• Data extract:
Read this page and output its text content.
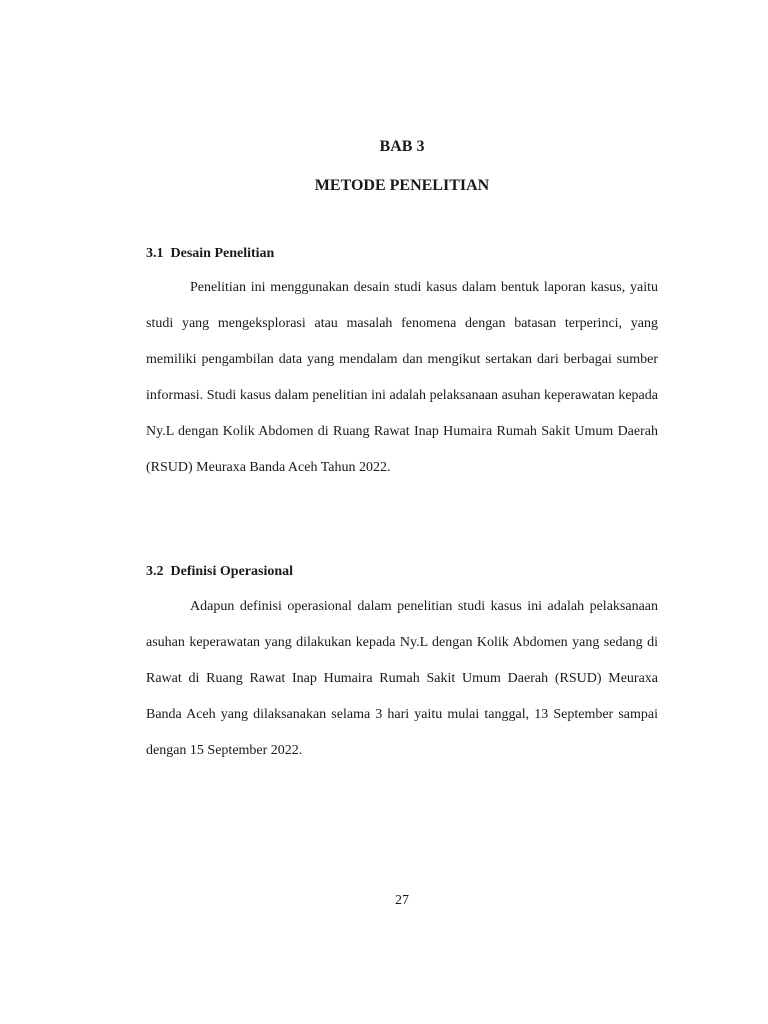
BAB 3
METODE PENELITIAN
3.1  Desain Penelitian

Penelitian ini menggunakan desain studi kasus dalam bentuk laporan kasus, yaitu studi yang mengeksplorasi atau masalah fenomena dengan batasan terperinci, yang memiliki pengambilan data yang mendalam dan mengikut sertakan dari berbagai sumber informasi. Studi kasus dalam penelitian ini adalah pelaksanaan asuhan keperawatan kepada Ny.L dengan Kolik Abdomen di Ruang Rawat Inap Humaira Rumah Sakit Umum Daerah (RSUD) Meuraxa Banda Aceh Tahun 2022.

3.2  Definisi Operasional

Adapun definisi operasional dalam penelitian studi kasus ini adalah pelaksanaan asuhan keperawatan yang dilakukan kepada Ny.L dengan Kolik Abdomen yang sedang di Rawat di Ruang Rawat Inap Humaira Rumah Sakit Umum Daerah (RSUD) Meuraxa Banda Aceh yang dilaksanakan selama 3 hari yaitu mulai tanggal, 13 September sampai dengan 15 September 2022.

27
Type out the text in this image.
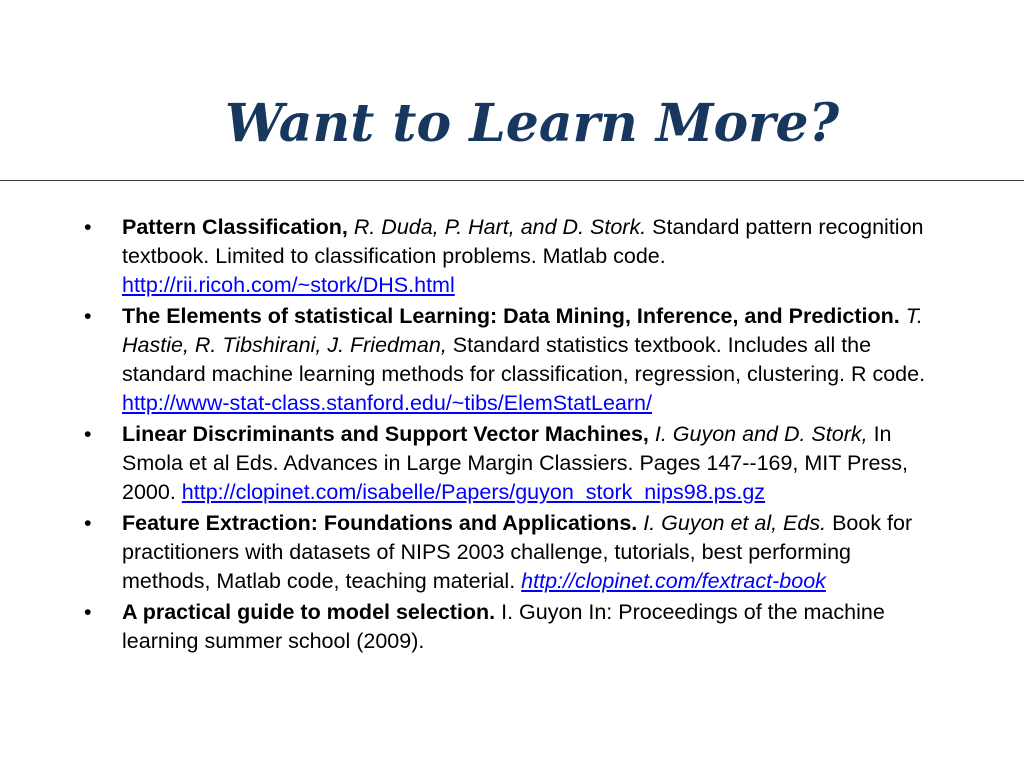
Want to Learn More?
• Pattern Classification, R. Duda, P. Hart, and D. Stork. Standard pattern recognition textbook. Limited to classification problems. Matlab code. http://rii.ricoh.com/~stork/DHS.html
• The Elements of statistical Learning: Data Mining, Inference, and Prediction. T. Hastie, R. Tibshirani, J. Friedman, Standard statistics textbook. Includes all the standard machine learning methods for classification, regression, clustering. R code. http://www-stat-class.stanford.edu/~tibs/ElemStatLearn/
• Linear Discriminants and Support Vector Machines, I. Guyon and D. Stork, In Smola et al Eds. Advances in Large Margin Classiers. Pages 147--169, MIT Press, 2000. http://clopinet.com/isabelle/Papers/guyon_stork_nips98.ps.gz
• Feature Extraction: Foundations and Applications. I. Guyon et al, Eds. Book for practitioners with datasets of NIPS 2003 challenge, tutorials, best performing methods, Matlab code, teaching material. http://clopinet.com/fextract-book
• A practical guide to model selection. I. Guyon In: Proceedings of the machine learning summer school (2009).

• Task goal:
Copy out each line in the listing that has the word "yang".

• Answer for this exercise:
Penelitian ini menggunakan desain studi kasus dalam bentuk laporan kasus, yaitu studi yang mengeksplorasi atau masalah fenomena dengan batasan terperinci, yang memiliki pengambilan data yang mendalam dan mengikut sertakan dari berbagai sumber informasi. Studi kasus dalam penelitian ini adalah pelaksanaan asuhan keperawatan kepada Ny.L dengan Kolik Abdomen di Ruang Rawat Inap Humaira Rumah Sakit Umum Daerah (RSUD) Meuraxa Banda Aceh Tahun 2022.
Adapun definisi operasional dalam penelitian studi kasus ini adalah pelaksanaan asuhan keperawatan yang dilakukan kepada Ny.L dengan Kolik Abdomen yang sedang di Rawat di Ruang Rawat Inap Humaira Rumah Sakit Umum Daerah (RSUD) Meuraxa Banda Aceh yang dilaksanakan selama 3 hari yaitu mulai tanggal, 13 September sampai dengan 15 September 2022.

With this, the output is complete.